(Goal):
Wherever a line below holds the word "number", copy that line.

══════════

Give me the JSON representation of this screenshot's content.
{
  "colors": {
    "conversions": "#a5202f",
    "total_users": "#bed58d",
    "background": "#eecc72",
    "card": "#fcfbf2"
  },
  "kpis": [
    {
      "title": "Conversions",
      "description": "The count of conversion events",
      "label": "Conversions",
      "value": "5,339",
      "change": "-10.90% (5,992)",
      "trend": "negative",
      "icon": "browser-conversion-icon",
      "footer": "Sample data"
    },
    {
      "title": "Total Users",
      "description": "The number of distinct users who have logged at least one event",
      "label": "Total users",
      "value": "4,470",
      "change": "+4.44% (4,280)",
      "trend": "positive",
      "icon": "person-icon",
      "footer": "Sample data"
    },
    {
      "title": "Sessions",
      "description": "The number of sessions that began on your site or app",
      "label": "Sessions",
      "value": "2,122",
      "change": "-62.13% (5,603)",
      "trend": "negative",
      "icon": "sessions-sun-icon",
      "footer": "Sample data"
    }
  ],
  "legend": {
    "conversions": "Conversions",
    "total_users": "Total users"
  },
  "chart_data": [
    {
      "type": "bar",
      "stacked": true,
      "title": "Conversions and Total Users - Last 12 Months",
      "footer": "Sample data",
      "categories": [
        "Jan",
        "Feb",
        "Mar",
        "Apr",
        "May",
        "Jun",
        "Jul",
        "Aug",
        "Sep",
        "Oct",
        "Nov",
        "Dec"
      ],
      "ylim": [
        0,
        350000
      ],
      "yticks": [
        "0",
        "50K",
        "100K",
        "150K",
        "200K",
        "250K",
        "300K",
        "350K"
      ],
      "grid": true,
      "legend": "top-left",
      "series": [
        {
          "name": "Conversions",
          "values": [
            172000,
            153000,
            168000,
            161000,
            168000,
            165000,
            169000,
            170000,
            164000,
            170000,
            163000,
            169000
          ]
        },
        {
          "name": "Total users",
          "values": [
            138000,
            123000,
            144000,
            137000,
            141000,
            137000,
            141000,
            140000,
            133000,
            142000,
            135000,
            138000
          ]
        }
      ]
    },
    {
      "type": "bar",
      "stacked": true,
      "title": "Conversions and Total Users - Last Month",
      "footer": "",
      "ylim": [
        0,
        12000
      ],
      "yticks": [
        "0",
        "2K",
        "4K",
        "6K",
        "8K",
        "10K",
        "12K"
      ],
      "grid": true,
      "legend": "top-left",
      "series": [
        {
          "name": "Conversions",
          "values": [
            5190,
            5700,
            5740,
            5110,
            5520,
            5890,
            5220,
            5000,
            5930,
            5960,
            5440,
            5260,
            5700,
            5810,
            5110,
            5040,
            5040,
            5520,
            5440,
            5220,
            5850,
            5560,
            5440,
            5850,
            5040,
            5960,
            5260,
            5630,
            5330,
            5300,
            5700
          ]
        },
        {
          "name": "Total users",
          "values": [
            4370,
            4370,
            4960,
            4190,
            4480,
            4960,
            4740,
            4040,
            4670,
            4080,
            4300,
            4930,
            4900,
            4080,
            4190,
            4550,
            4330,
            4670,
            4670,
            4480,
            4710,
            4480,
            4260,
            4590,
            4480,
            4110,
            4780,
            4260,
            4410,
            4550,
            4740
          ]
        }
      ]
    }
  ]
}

══════════

(Complete response):
      "description": "The number of distinct users who have logged at least one event",
      "description": "The number of sessions that began on your site or app",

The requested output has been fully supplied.